Show all lines from the listing below that contain "also".

*Exercise materials*:
[start]
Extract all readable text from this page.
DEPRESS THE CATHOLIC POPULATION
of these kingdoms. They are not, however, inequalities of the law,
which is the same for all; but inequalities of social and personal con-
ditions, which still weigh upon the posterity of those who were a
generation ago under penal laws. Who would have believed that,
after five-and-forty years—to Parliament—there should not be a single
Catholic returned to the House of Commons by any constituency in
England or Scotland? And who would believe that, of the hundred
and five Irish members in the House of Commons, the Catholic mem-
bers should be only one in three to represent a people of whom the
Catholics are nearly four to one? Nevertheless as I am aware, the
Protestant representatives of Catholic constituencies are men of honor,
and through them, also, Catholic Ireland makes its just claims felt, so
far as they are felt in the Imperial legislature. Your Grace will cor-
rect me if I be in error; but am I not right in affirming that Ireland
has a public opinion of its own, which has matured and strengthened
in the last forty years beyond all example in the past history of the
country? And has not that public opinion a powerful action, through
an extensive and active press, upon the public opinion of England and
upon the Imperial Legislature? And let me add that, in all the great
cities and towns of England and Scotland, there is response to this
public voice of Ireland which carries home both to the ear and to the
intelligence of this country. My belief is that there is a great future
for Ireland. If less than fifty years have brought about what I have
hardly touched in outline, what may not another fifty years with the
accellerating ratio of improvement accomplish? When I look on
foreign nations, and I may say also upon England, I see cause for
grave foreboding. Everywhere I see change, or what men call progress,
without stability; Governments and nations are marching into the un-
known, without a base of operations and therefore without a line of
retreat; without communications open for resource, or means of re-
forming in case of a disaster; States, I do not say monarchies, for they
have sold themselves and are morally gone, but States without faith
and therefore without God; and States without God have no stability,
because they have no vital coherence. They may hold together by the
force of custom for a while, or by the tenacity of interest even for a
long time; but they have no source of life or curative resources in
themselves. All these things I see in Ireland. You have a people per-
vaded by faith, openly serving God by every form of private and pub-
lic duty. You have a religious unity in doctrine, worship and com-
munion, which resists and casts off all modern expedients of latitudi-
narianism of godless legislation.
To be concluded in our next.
[end]
[start]
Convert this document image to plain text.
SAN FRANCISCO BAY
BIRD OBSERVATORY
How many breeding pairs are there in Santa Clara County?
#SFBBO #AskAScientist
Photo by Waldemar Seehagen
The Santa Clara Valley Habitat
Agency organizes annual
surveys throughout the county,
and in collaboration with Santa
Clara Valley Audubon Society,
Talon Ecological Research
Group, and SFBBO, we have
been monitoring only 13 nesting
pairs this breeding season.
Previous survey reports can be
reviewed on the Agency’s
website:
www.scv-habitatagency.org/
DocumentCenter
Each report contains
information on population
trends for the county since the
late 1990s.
[end]
*Answer for the task*:
and through them, also, Catholic Ireland makes its just claims felt, so
foreign nations, and I may say also upon England, I see cause for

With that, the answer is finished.